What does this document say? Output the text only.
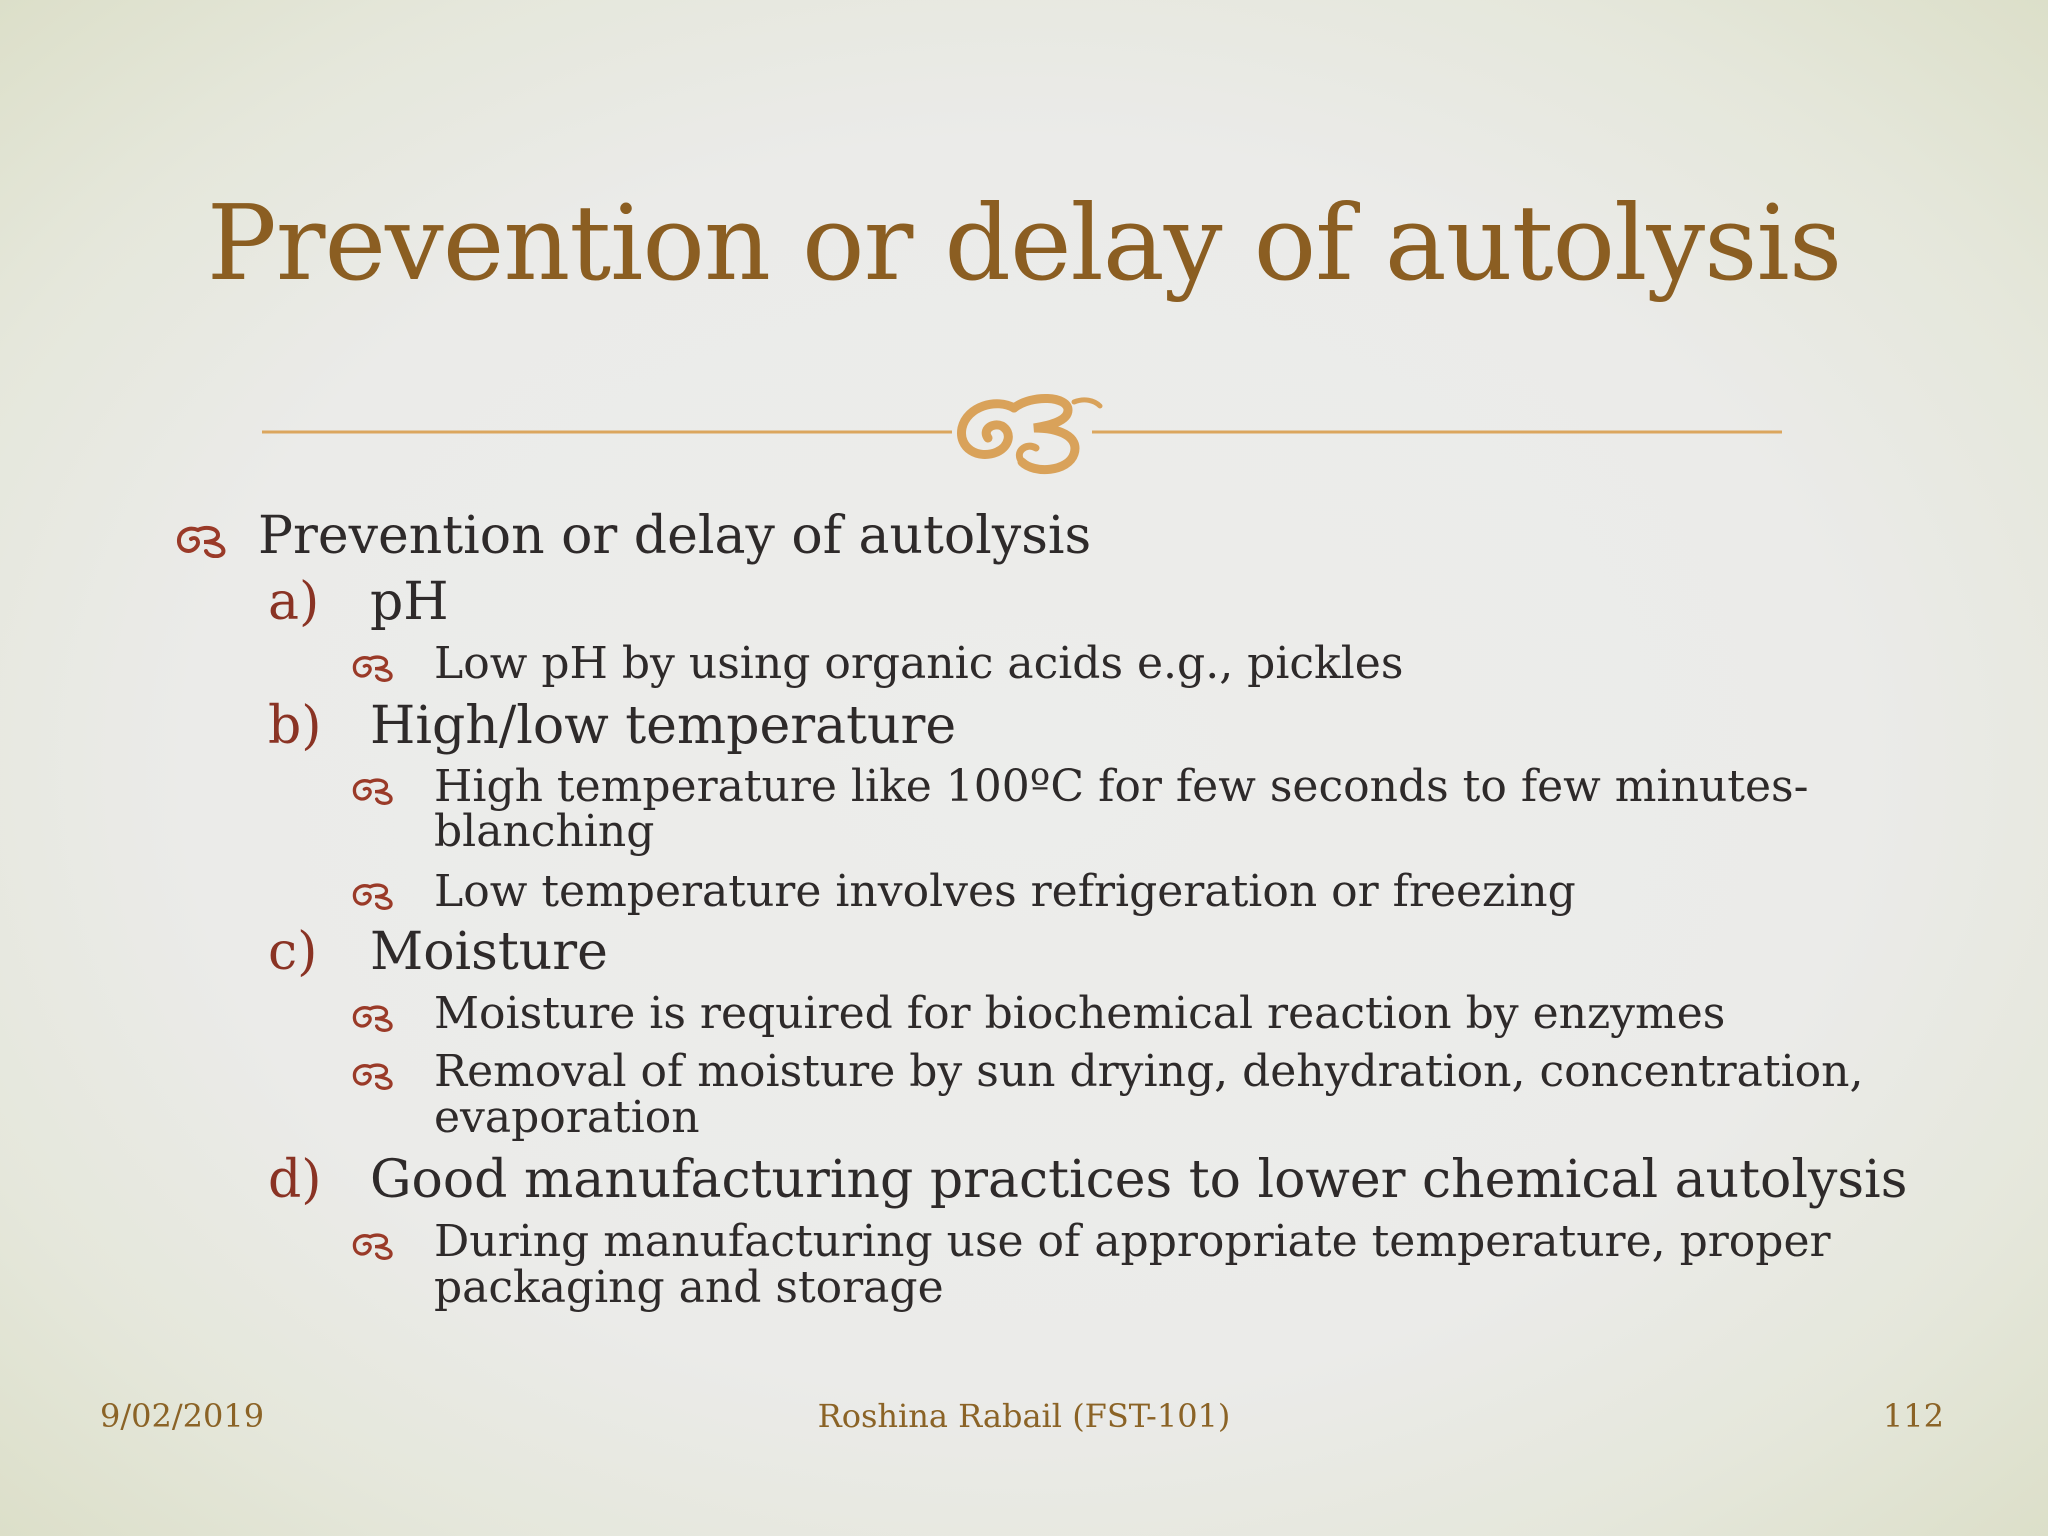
Prevention or delay of autolysis
Prevention or delay of autolysis
a) pH
Low pH by using organic acids e.g., pickles
b) High/low temperature
High temperature like 100ºC for few seconds to few minutes-
blanching
Low temperature involves refrigeration or freezing
c) Moisture
Moisture is required for biochemical reaction by enzymes
Removal of moisture by sun drying, dehydration, concentration,
evaporation
d) Good manufacturing practices to lower chemical autolysis
During manufacturing use of appropriate temperature, proper
packaging and storage
9/02/2019	Roshina Rabail (FST-101)	112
───
**TASK GOAL:** From start to finish, output the listing exactly, but omit its pictures.

**ANSWER TO THIS PROBLEM:**
What does this document say? Output the text only.
Prevention or delay of autolysis
Prevention or delay of autolysis
a) pH
Low pH by using organic acids e.g., pickles
b) High/low temperature
High temperature like 100ºC for few seconds to few minutes-
blanching
Low temperature involves refrigeration or freezing
c) Moisture
Moisture is required for biochemical reaction by enzymes
Removal of moisture by sun drying, dehydration, concentration,
evaporation
d) Good manufacturing practices to lower chemical autolysis
During manufacturing use of appropriate temperature, proper
packaging and storage
9/02/2019	Roshina Rabail (FST-101)	112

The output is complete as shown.